SOURCE RECORDS:
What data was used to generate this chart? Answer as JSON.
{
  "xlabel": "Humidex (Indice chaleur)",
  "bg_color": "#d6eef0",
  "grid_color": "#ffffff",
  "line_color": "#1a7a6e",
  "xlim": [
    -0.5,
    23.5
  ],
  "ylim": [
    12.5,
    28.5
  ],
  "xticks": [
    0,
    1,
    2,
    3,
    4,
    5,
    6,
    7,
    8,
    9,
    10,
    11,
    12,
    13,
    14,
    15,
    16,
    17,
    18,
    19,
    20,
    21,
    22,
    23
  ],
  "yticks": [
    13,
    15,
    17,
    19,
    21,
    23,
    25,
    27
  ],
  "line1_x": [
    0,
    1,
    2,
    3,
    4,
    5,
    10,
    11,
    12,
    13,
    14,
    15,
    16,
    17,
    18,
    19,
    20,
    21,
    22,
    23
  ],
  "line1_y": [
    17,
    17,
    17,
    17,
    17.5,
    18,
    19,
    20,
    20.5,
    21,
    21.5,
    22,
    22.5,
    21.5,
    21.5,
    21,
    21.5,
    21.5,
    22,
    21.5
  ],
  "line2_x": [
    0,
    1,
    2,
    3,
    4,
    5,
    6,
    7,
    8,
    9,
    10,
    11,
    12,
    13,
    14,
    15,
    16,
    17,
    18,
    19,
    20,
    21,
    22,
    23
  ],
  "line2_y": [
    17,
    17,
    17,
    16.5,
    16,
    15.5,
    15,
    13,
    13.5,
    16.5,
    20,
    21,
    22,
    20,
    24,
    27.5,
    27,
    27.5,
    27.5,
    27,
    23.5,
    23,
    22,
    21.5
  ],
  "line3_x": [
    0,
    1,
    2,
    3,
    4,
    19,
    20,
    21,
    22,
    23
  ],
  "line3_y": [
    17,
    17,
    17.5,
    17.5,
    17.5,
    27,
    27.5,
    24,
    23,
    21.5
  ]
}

EXERCISE REQUIREMENTS: Repeat the material in full, exactly as it stands.

CORRECT RESPONSE:
What data was used to generate this chart? Answer as JSON.
{
  "xlabel": "Humidex (Indice chaleur)",
  "bg_color": "#d6eef0",
  "grid_color": "#ffffff",
  "line_color": "#1a7a6e",
  "xlim": [
    -0.5,
    23.5
  ],
  "ylim": [
    12.5,
    28.5
  ],
  "xticks": [
    0,
    1,
    2,
    3,
    4,
    5,
    6,
    7,
    8,
    9,
    10,
    11,
    12,
    13,
    14,
    15,
    16,
    17,
    18,
    19,
    20,
    21,
    22,
    23
  ],
  "yticks": [
    13,
    15,
    17,
    19,
    21,
    23,
    25,
    27
  ],
  "line1_x": [
    0,
    1,
    2,
    3,
    4,
    5,
    10,
    11,
    12,
    13,
    14,
    15,
    16,
    17,
    18,
    19,
    20,
    21,
    22,
    23
  ],
  "line1_y": [
    17,
    17,
    17,
    17,
    17.5,
    18,
    19,
    20,
    20.5,
    21,
    21.5,
    22,
    22.5,
    21.5,
    21.5,
    21,
    21.5,
    21.5,
    22,
    21.5
  ],
  "line2_x": [
    0,
    1,
    2,
    3,
    4,
    5,
    6,
    7,
    8,
    9,
    10,
    11,
    12,
    13,
    14,
    15,
    16,
    17,
    18,
    19,
    20,
    21,
    22,
    23
  ],
  "line2_y": [
    17,
    17,
    17,
    16.5,
    16,
    15.5,
    15,
    13,
    13.5,
    16.5,
    20,
    21,
    22,
    20,
    24,
    27.5,
    27,
    27.5,
    27.5,
    27,
    23.5,
    23,
    22,
    21.5
  ],
  "line3_x": [
    0,
    1,
    2,
    3,
    4,
    19,
    20,
    21,
    22,
    23
  ],
  "line3_y": [
    17,
    17,
    17.5,
    17.5,
    17.5,
    27,
    27.5,
    24,
    23,
    21.5
  ]
}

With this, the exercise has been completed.